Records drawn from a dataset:
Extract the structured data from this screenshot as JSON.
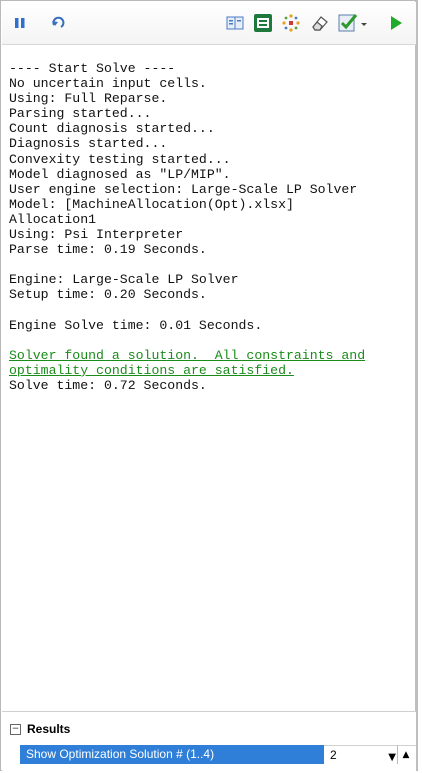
{
  "toolbar": {
    "icons": [
      "pause-icon",
      "undo-icon",
      "model-icon",
      "report-icon",
      "variables-icon",
      "eraser-icon",
      "analysis-icon",
      "run-icon"
    ],
    "colors": {
      "run": "#1faa2a",
      "accent": "#2f7fd8",
      "success": "#1a8c1a"
    }
  },
  "log": {
    "lines": [
      "---- Start Solve ----",
      "No uncertain input cells.",
      "Using: Full Reparse.",
      "Parsing started...",
      "Count diagnosis started...",
      "Diagnosis started...",
      "Convexity testing started...",
      "Model diagnosed as \"LP/MIP\".",
      "User engine selection: Large-Scale LP Solver",
      "Model: [MachineAllocation(Opt).xlsx]",
      "Allocation1",
      "Using: Psi Interpreter",
      "Parse time: 0.19 Seconds.",
      "",
      "Engine: Large-Scale LP Solver",
      "Setup time: 0.20 Seconds.",
      "",
      "Engine Solve time: 0.01 Seconds.",
      "",
      "Solver found a solution.  All constraints and",
      "optimality conditions are satisfied.",
      "Solve time: 0.72 Seconds."
    ]
  },
  "results": {
    "title": "Results",
    "toggle": "⊟",
    "row_label": "Show Optimization Solution # (1..4)",
    "row_value": "2"
  }
}
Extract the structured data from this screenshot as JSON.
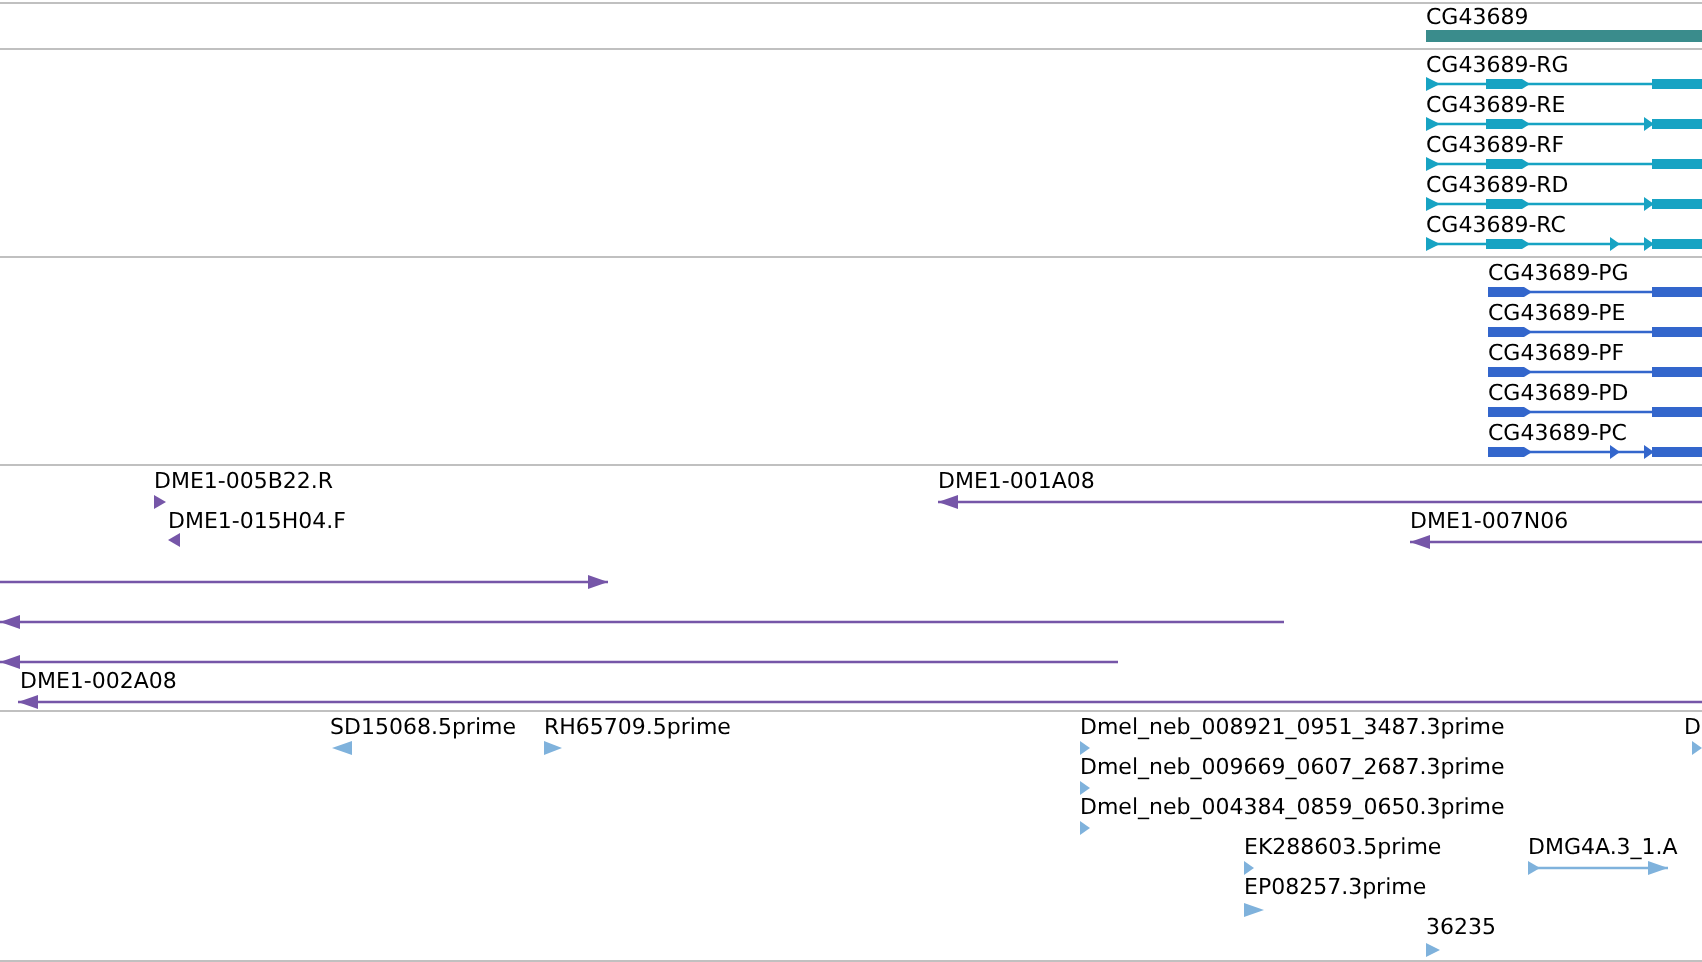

> **INSTRUCTIONS FOR THE TASK**: Scan the data, and report each line that uses the word "Seconds".

> **ANSWER TO THE PROBLEM**:
      "Parse time: 0.19 Seconds.",
      "Setup time: 0.20 Seconds.",
      "Engine Solve time: 0.01 Seconds.",
      "Solve time: 0.72 Seconds."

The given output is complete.